(Data entries):

-*-

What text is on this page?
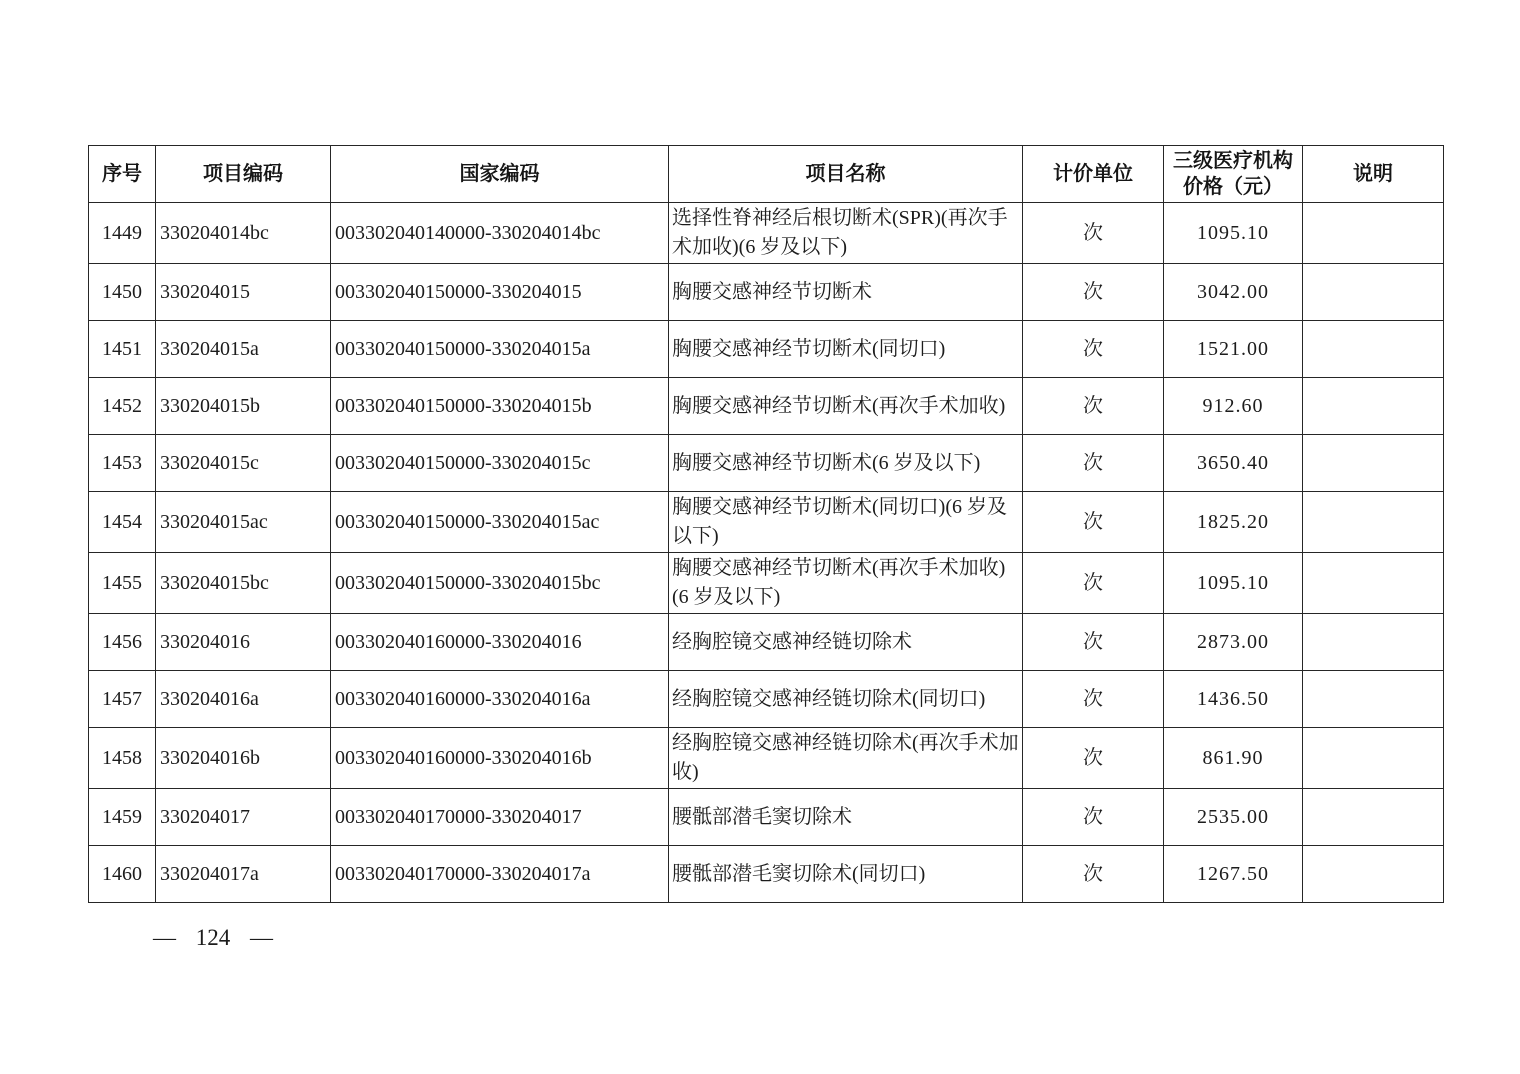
序号	项目编码	国家编码	项目名称	计价单位	三级医疗机构价格（元）	说明
1449	330204014bc	003302040140000-330204014bc	选择性脊神经后根切断术(SPR)(再次手术加收)(6 岁及以下)	次	1095.10	
1450	330204015	003302040150000-330204015	胸腰交感神经节切断术	次	3042.00	
1451	330204015a	003302040150000-330204015a	胸腰交感神经节切断术(同切口)	次	1521.00	
1452	330204015b	003302040150000-330204015b	胸腰交感神经节切断术(再次手术加收)	次	912.60	
1453	330204015c	003302040150000-330204015c	胸腰交感神经节切断术(6 岁及以下)	次	3650.40	
1454	330204015ac	003302040150000-330204015ac	胸腰交感神经节切断术(同切口)(6 岁及以下)	次	1825.20	
1455	330204015bc	003302040150000-330204015bc	胸腰交感神经节切断术(再次手术加收)(6 岁及以下)	次	1095.10	
1456	330204016	003302040160000-330204016	经胸腔镜交感神经链切除术	次	2873.00	
1457	330204016a	003302040160000-330204016a	经胸腔镜交感神经链切除术(同切口)	次	1436.50	
1458	330204016b	003302040160000-330204016b	经胸腔镜交感神经链切除术(再次手术加收)	次	861.90	
1459	330204017	003302040170000-330204017	腰骶部潜毛窦切除术	次	2535.00	
1460	330204017a	003302040170000-330204017a	腰骶部潜毛窦切除术(同切口)	次	1267.50	
— 124 —
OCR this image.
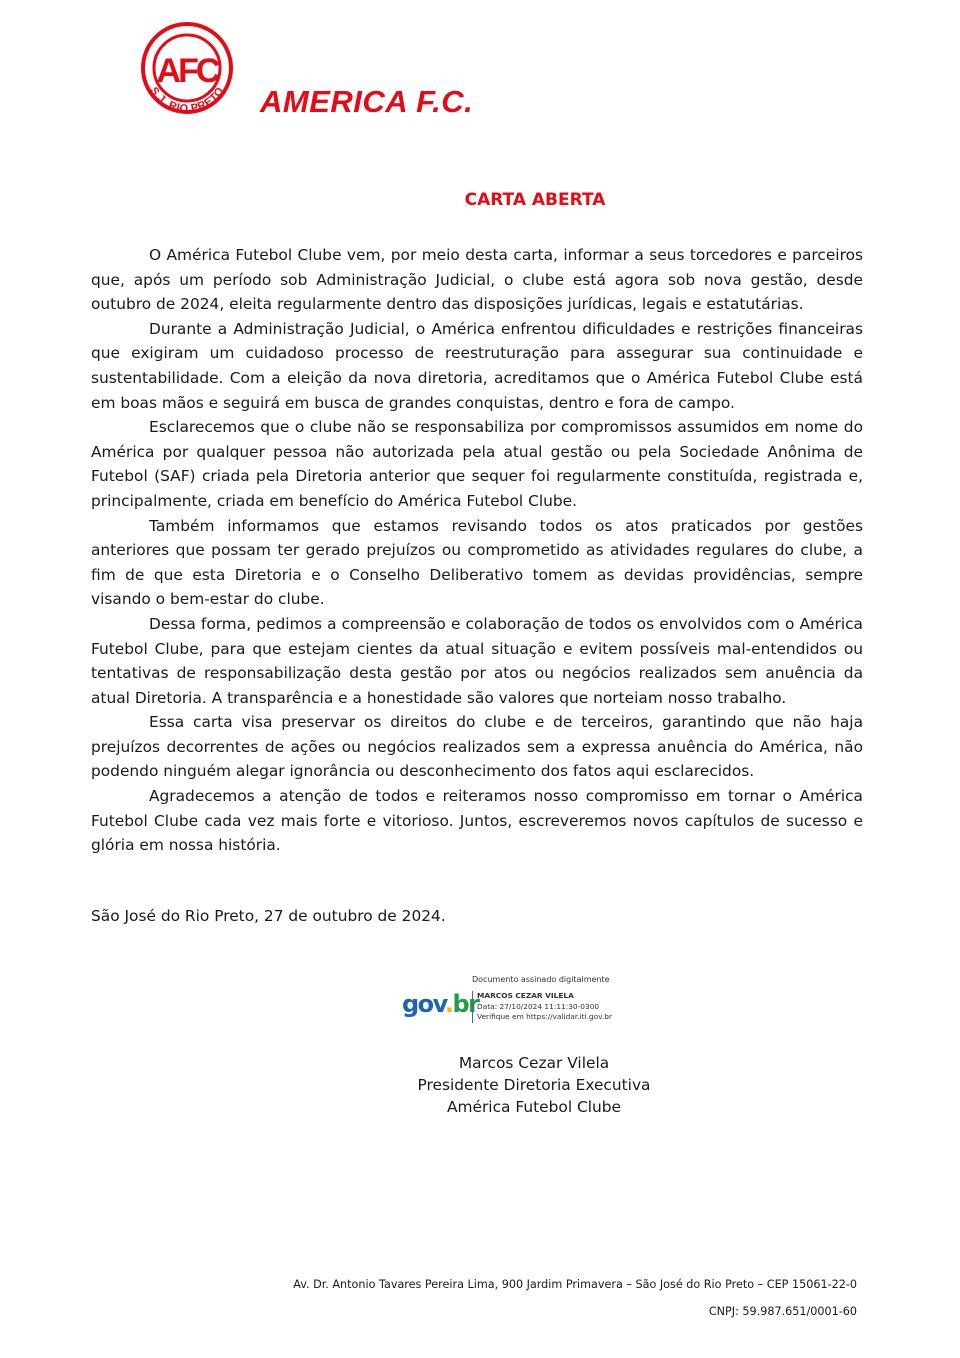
AFC
S.J. RIO PRETO AMERICA F.C.
CARTA ABERTA

O América Futebol Clube vem, por meio desta carta, informar a seus torcedores e parceiros que, após um período sob Administração Judicial, o clube está agora sob nova gestão, desde outubro de 2024, eleita regularmente dentro das disposições jurídicas, legais e estatutárias.

Durante a Administração Judicial, o América enfrentou dificuldades e restrições financeiras que exigiram um cuidadoso processo de reestruturação para assegurar sua continuidade e sustentabilidade. Com a eleição da nova diretoria, acreditamos que o América Futebol Clube está em boas mãos e seguirá em busca de grandes conquistas, dentro e fora de campo.

Esclarecemos que o clube não se responsabiliza por compromissos assumidos em nome do América por qualquer pessoa não autorizada pela atual gestão ou pela Sociedade Anônima de Futebol (SAF) criada pela Diretoria anterior que sequer foi regularmente constituída, registrada e, principalmente, criada em benefício do América Futebol Clube.

Também informamos que estamos revisando todos os atos praticados por gestões anteriores que possam ter gerado prejuízos ou comprometido as atividades regulares do clube, a fim de que esta Diretoria e o Conselho Deliberativo tomem as devidas providências, sempre visando o bem-estar do clube.

Dessa forma, pedimos a compreensão e colaboração de todos os envolvidos com o América Futebol Clube, para que estejam cientes da atual situação e evitem possíveis mal-entendidos ou tentativas de responsabilização desta gestão por atos ou negócios realizados sem anuência da atual Diretoria. A transparência e a honestidade são valores que norteiam nosso trabalho.

Essa carta visa preservar os direitos do clube e de terceiros, garantindo que não haja prejuízos decorrentes de ações ou negócios realizados sem a expressa anuência do América, não podendo ninguém alegar ignorância ou desconhecimento dos fatos aqui esclarecidos.

Agradecemos a atenção de todos e reiteramos nosso compromisso em tornar o América Futebol Clube cada vez mais forte e vitorioso. Juntos, escreveremos novos capítulos de sucesso e glória em nossa história.

São José do Rio Preto, 27 de outubro de 2024.
gov.br
Documento assinado digitalmente
MARCOS CEZAR VILELA
Data: 27/10/2024 11:11:30-0300
Verifique em https://validar.iti.gov.br
Marcos Cezar Vilela
Presidente Diretoria Executiva
América Futebol Clube
Av. Dr. Antonio Tavares Pereira Lima, 900 Jardim Primavera – São José do Rio Preto – CEP 15061-22-0
CNPJ: 59.987.651/0001-60
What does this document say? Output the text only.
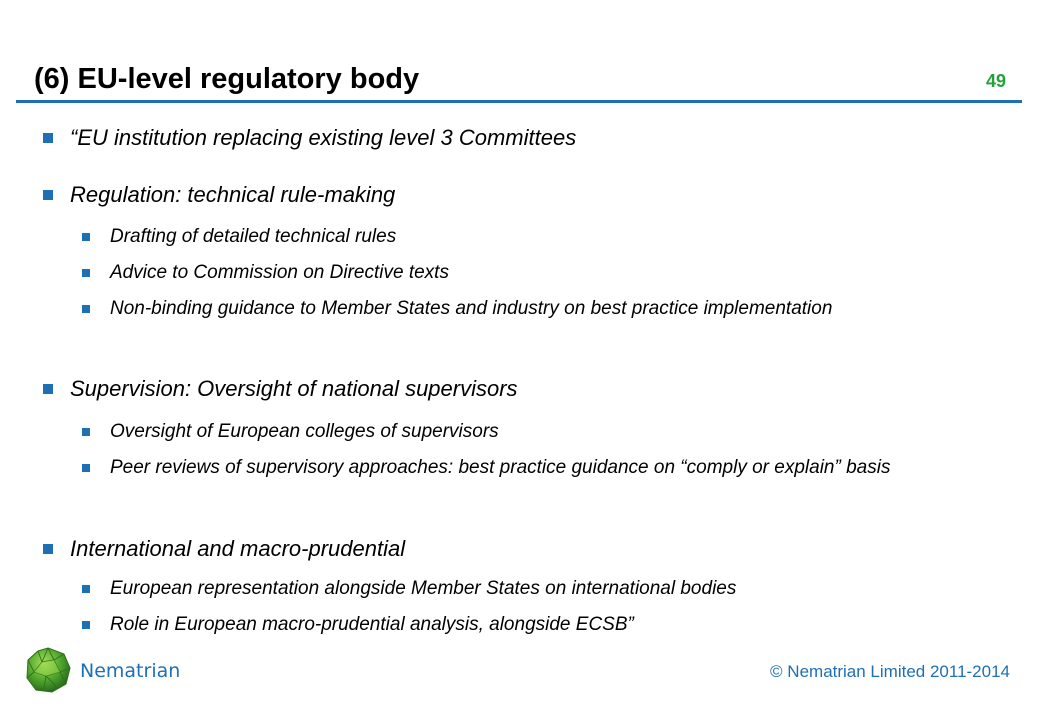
(6) EU-level regulatory body	49
“EU institution replacing existing level 3 Committees
Regulation: technical rule-making
Drafting of detailed technical rules
Advice to Commission on Directive texts
Non-binding guidance to Member States and industry on best practice implementation
Supervision: Oversight of national supervisors
Oversight of European colleges of supervisors
Peer reviews of supervisory approaches: best practice guidance on “comply or explain” basis
International and macro-prudential
European representation alongside Member States on international bodies
Role in European macro-prudential analysis, alongside ECSB”
Nematrian	© Nematrian Limited 2011-2014
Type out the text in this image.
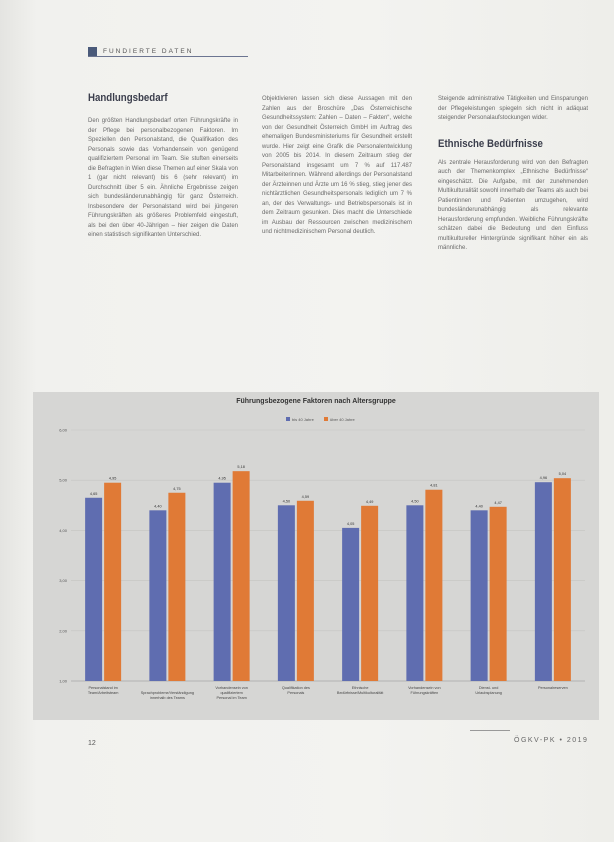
FUNDIERTE DATEN
Handlungsbedarf

Den größten Handlungsbedarf orten Führungskräfte in der Pflege bei personalbezogenen Faktoren. Im Speziellen den Personalstand, die Qualifikation des Personals sowie das Vorhandensein von genügend qualifiziertem Personal im Team. Sie stuften einerseits die Befragten in Wien diese Themen auf einer Skala von 1 (gar nicht relevant) bis 6 (sehr relevant) im Durchschnitt über 5 ein. Ähnliche Ergebnisse zeigen sich bundesländerunabhängig für ganz Österreich. Insbesondere der Personalstand wird bei jüngeren Führungskräften als größeres Problemfeld eingestuft, als bei den über 40-Jährigen – hier zeigen die Daten einen statistisch signifikanten Unterschied.

Objektivieren lassen sich diese Aussagen mit den Zahlen aus der Broschüre „Das Österreichische Gesundheitssystem: Zahlen – Daten – Fakten“, welche von der Gesundheit Österreich GmbH im Auftrag des ehemaligen Bundesministeriums für Gesundheit erstellt wurde. Hier zeigt eine Grafik die Personalentwicklung von 2005 bis 2014. In diesem Zeitraum stieg der Personalstand insgesamt um 7 % auf 117.487 Mitarbeiterinnen. Während allerdings der Personalstand der Ärzteinnen und Ärzte um 16 % stieg, stieg jener des nichtärztlichen Gesundheitspersonals lediglich um 7 % an, der des Verwaltungs- und Betriebspersonals ist in dem Zeitraum gesunken. Dies macht die Unterschiede im Ausbau der Ressourcen zwischen medizinischem und nichtmedizinischem Personal deutlich.

Steigende administrative Tätigkeiten und Einsparungen der Pflegeleistungen spiegeln sich nicht in adäquat steigender Personalaufstockungen wider.

Ethnische Bedürfnisse

Als zentrale Herausforderung wird von den Befragten auch der Themenkomplex „Ethnische Bedürfnisse“ eingeschätzt. Die Aufgabe, mit der zunehmenden Multikulturalität sowohl innerhalb der Teams als auch bei Patientinnen und Patienten umzugehen, wird bundesländerunabhängig als relevante Herausforderung empfunden. Weibliche Führungskräfte schätzen dabei die Bedeutung und den Einfluss multikultureller Hintergründe signifikant höher ein als männliche.

Führungsbezogene Faktoren nach Altersgruppe
bis 40 Jahre	über 40 Jahre
1,00
2,00
3,00
4,00
5,00
6,00
4,65
4,95
Personalstand im Team/Arbeitsteam
4,40
4,75
Sprachprobleme/Verständigung innerhalb des Teams
4,95
5,18
Vorhandensein von qualifiziertem Personal im Team
4,50
4,59
Qualifikation des Personals
4,05
4,49
Ethnische Bedürfnisse/Multikulturalität
4,50
4,81
Vorhandensein von Führungskräften
4,40
4,47
Dienst- und Urlaubsplanung
4,96
5,04
Personalreserven
12	ÖGKV-PK • 2019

-*-

(TASK OBJECTIVE):
Can the entries above be repeated exactly, without their pictures?

(EXERCISE ANSWER):
What text is on this page?
序号	项目编码	国家编码	项目名称	计价单位	三级医疗机构价格（元）	说明
1449	330204014bc	003302040140000-330204014bc	选择性脊神经后根切断术(SPR)(再次手术加收)(6 岁及以下)	次	1095.10	
1450	330204015	003302040150000-330204015	胸腰交感神经节切断术	次	3042.00	
1451	330204015a	003302040150000-330204015a	胸腰交感神经节切断术(同切口)	次	1521.00	
1452	330204015b	003302040150000-330204015b	胸腰交感神经节切断术(再次手术加收)	次	912.60	
1453	330204015c	003302040150000-330204015c	胸腰交感神经节切断术(6 岁及以下)	次	3650.40	
1454	330204015ac	003302040150000-330204015ac	胸腰交感神经节切断术(同切口)(6 岁及以下)	次	1825.20	
1455	330204015bc	003302040150000-330204015bc	胸腰交感神经节切断术(再次手术加收)(6 岁及以下)	次	1095.10	
1456	330204016	003302040160000-330204016	经胸腔镜交感神经链切除术	次	2873.00	
1457	330204016a	003302040160000-330204016a	经胸腔镜交感神经链切除术(同切口)	次	1436.50	
1458	330204016b	003302040160000-330204016b	经胸腔镜交感神经链切除术(再次手术加收)	次	861.90	
1459	330204017	003302040170000-330204017	腰骶部潜毛窦切除术	次	2535.00	
1460	330204017a	003302040170000-330204017a	腰骶部潜毛窦切除术(同切口)	次	1267.50	
— 124 —
OCR this image.
AFC
S.J. RIO PRETO AMERICA F.C.
CARTA ABERTA

O América Futebol Clube vem, por meio desta carta, informar a seus torcedores e parceiros que, após um período sob Administração Judicial, o clube está agora sob nova gestão, desde outubro de 2024, eleita regularmente dentro das disposições jurídicas, legais e estatutárias.

Durante a Administração Judicial, o América enfrentou dificuldades e restrições financeiras que exigiram um cuidadoso processo de reestruturação para assegurar sua continuidade e sustentabilidade. Com a eleição da nova diretoria, acreditamos que o América Futebol Clube está em boas mãos e seguirá em busca de grandes conquistas, dentro e fora de campo.

Esclarecemos que o clube não se responsabiliza por compromissos assumidos em nome do América por qualquer pessoa não autorizada pela atual gestão ou pela Sociedade Anônima de Futebol (SAF) criada pela Diretoria anterior que sequer foi regularmente constituída, registrada e, principalmente, criada em benefício do América Futebol Clube.

Também informamos que estamos revisando todos os atos praticados por gestões anteriores que possam ter gerado prejuízos ou comprometido as atividades regulares do clube, a fim de que esta Diretoria e o Conselho Deliberativo tomem as devidas providências, sempre visando o bem-estar do clube.

Dessa forma, pedimos a compreensão e colaboração de todos os envolvidos com o América Futebol Clube, para que estejam cientes da atual situação e evitem possíveis mal-entendidos ou tentativas de responsabilização desta gestão por atos ou negócios realizados sem anuência da atual Diretoria. A transparência e a honestidade são valores que norteiam nosso trabalho.

Essa carta visa preservar os direitos do clube e de terceiros, garantindo que não haja prejuízos decorrentes de ações ou negócios realizados sem a expressa anuência do América, não podendo ninguém alegar ignorância ou desconhecimento dos fatos aqui esclarecidos.

Agradecemos a atenção de todos e reiteramos nosso compromisso em tornar o América Futebol Clube cada vez mais forte e vitorioso. Juntos, escreveremos novos capítulos de sucesso e glória em nossa história.

São José do Rio Preto, 27 de outubro de 2024.
gov.br
Documento assinado digitalmente
MARCOS CEZAR VILELA
Data: 27/10/2024 11:11:30-0300
Verifique em https://validar.iti.gov.br
Marcos Cezar Vilela
Presidente Diretoria Executiva
América Futebol Clube
Av. Dr. Antonio Tavares Pereira Lima, 900 Jardim Primavera – São José do Rio Preto – CEP 15061-22-0
CNPJ: 59.987.651/0001-60
What does this document say? Output the text only.
(6) EU-level regulatory body	49
“EU institution replacing existing level 3 Committees
Regulation: technical rule-making
Drafting of detailed technical rules
Advice to Commission on Directive texts
Non-binding guidance to Member States and industry on best practice implementation
Supervision: Oversight of national supervisors
Oversight of European colleges of supervisors
Peer reviews of supervisory approaches: best practice guidance on “comply or explain” basis
International and macro-prudential
European representation alongside Member States on international bodies
Role in European macro-prudential analysis, alongside ECSB”
Nematrian	© Nematrian Limited 2011-2014
Type out the text in this image.
FUNDIERTE DATEN
Handlungsbedarf

Den größten Handlungsbedarf orten Führungskräfte in der Pflege bei personalbezogenen Faktoren. Im Speziellen den Personalstand, die Qualifikation des Personals sowie das Vorhandensein von genügend qualifiziertem Personal im Team. Sie stuften einerseits die Befragten in Wien diese Themen auf einer Skala von 1 (gar nicht relevant) bis 6 (sehr relevant) im Durchschnitt über 5 ein. Ähnliche Ergebnisse zeigen sich bundesländerunabhängig für ganz Österreich. Insbesondere der Personalstand wird bei jüngeren Führungskräften als größeres Problemfeld eingestuft, als bei den über 40-Jährigen – hier zeigen die Daten einen statistisch signifikanten Unterschied.

Objektivieren lassen sich diese Aussagen mit den Zahlen aus der Broschüre „Das Österreichische Gesundheitssystem: Zahlen – Daten – Fakten“, welche von der Gesundheit Österreich GmbH im Auftrag des ehemaligen Bundesministeriums für Gesundheit erstellt wurde. Hier zeigt eine Grafik die Personalentwicklung von 2005 bis 2014. In diesem Zeitraum stieg der Personalstand insgesamt um 7 % auf 117.487 Mitarbeiterinnen. Während allerdings der Personalstand der Ärzteinnen und Ärzte um 16 % stieg, stieg jener des nichtärztlichen Gesundheitspersonals lediglich um 7 % an, der des Verwaltungs- und Betriebspersonals ist in dem Zeitraum gesunken. Dies macht die Unterschiede im Ausbau der Ressourcen zwischen medizinischem und nichtmedizinischem Personal deutlich.

Steigende administrative Tätigkeiten und Einsparungen der Pflegeleistungen spiegeln sich nicht in adäquat steigender Personalaufstockungen wider.

Ethnische Bedürfnisse

Als zentrale Herausforderung wird von den Befragten auch der Themenkomplex „Ethnische Bedürfnisse“ eingeschätzt. Die Aufgabe, mit der zunehmenden Multikulturalität sowohl innerhalb der Teams als auch bei Patientinnen und Patienten umzugehen, wird bundesländerunabhängig als relevante Herausforderung empfunden. Weibliche Führungskräfte schätzen dabei die Bedeutung und den Einfluss multikultureller Hintergründe signifikant höher ein als männliche.

Führungsbezogene Faktoren nach Altersgruppe
bis 40 Jahre	über 40 Jahre
1,00
2,00
3,00
4,00
5,00
6,00
4,65
4,95
Personalstand im Team/Arbeitsteam
4,40
4,75
Sprachprobleme/Verständigung innerhalb des Teams
4,95
5,18
Vorhandensein von qualifiziertem Personal im Team
4,50
4,59
Qualifikation des Personals
4,05
4,49
Ethnische Bedürfnisse/Multikulturalität
4,50
4,81
Vorhandensein von Führungskräften
4,40
4,47
Dienst- und Urlaubsplanung
4,96
5,04
Personalreserven
12	ÖGKV-PK • 2019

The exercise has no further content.